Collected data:
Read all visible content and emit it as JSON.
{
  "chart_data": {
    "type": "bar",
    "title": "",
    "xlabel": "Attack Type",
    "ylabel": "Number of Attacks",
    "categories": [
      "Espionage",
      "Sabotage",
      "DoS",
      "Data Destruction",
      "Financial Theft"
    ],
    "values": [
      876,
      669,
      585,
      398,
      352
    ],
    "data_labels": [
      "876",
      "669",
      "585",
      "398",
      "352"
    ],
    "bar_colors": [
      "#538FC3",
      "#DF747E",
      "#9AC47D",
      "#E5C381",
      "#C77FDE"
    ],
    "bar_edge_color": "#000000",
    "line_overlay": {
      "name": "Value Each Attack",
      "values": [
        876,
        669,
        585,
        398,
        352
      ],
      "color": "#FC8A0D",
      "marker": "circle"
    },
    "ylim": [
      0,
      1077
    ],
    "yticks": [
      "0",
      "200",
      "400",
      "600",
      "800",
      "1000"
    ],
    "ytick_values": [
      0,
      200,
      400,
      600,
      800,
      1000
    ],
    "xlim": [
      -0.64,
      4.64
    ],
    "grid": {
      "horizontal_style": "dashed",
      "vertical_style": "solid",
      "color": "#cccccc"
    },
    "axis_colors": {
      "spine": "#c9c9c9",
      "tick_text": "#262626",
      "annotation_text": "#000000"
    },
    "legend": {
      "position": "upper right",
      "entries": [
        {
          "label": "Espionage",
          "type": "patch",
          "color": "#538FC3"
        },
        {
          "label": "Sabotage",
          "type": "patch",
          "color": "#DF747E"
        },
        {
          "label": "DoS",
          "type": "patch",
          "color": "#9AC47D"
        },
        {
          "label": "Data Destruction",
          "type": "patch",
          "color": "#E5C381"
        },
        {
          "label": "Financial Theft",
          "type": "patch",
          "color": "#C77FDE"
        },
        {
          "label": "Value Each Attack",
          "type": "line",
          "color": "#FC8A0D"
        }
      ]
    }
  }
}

INSTRUCTIONS TO FOLLOW: Return every line of the material exactly.

THE RESULT:
Read all visible content and emit it as JSON.
{
  "chart_data": {
    "type": "bar",
    "title": "",
    "xlabel": "Attack Type",
    "ylabel": "Number of Attacks",
    "categories": [
      "Espionage",
      "Sabotage",
      "DoS",
      "Data Destruction",
      "Financial Theft"
    ],
    "values": [
      876,
      669,
      585,
      398,
      352
    ],
    "data_labels": [
      "876",
      "669",
      "585",
      "398",
      "352"
    ],
    "bar_colors": [
      "#538FC3",
      "#DF747E",
      "#9AC47D",
      "#E5C381",
      "#C77FDE"
    ],
    "bar_edge_color": "#000000",
    "line_overlay": {
      "name": "Value Each Attack",
      "values": [
        876,
        669,
        585,
        398,
        352
      ],
      "color": "#FC8A0D",
      "marker": "circle"
    },
    "ylim": [
      0,
      1077
    ],
    "yticks": [
      "0",
      "200",
      "400",
      "600",
      "800",
      "1000"
    ],
    "ytick_values": [
      0,
      200,
      400,
      600,
      800,
      1000
    ],
    "xlim": [
      -0.64,
      4.64
    ],
    "grid": {
      "horizontal_style": "dashed",
      "vertical_style": "solid",
      "color": "#cccccc"
    },
    "axis_colors": {
      "spine": "#c9c9c9",
      "tick_text": "#262626",
      "annotation_text": "#000000"
    },
    "legend": {
      "position": "upper right",
      "entries": [
        {
          "label": "Espionage",
          "type": "patch",
          "color": "#538FC3"
        },
        {
          "label": "Sabotage",
          "type": "patch",
          "color": "#DF747E"
        },
        {
          "label": "DoS",
          "type": "patch",
          "color": "#9AC47D"
        },
        {
          "label": "Data Destruction",
          "type": "patch",
          "color": "#E5C381"
        },
        {
          "label": "Financial Theft",
          "type": "patch",
          "color": "#C77FDE"
        },
        {
          "label": "Value Each Attack",
          "type": "line",
          "color": "#FC8A0D"
        }
      ]
    }
  }
}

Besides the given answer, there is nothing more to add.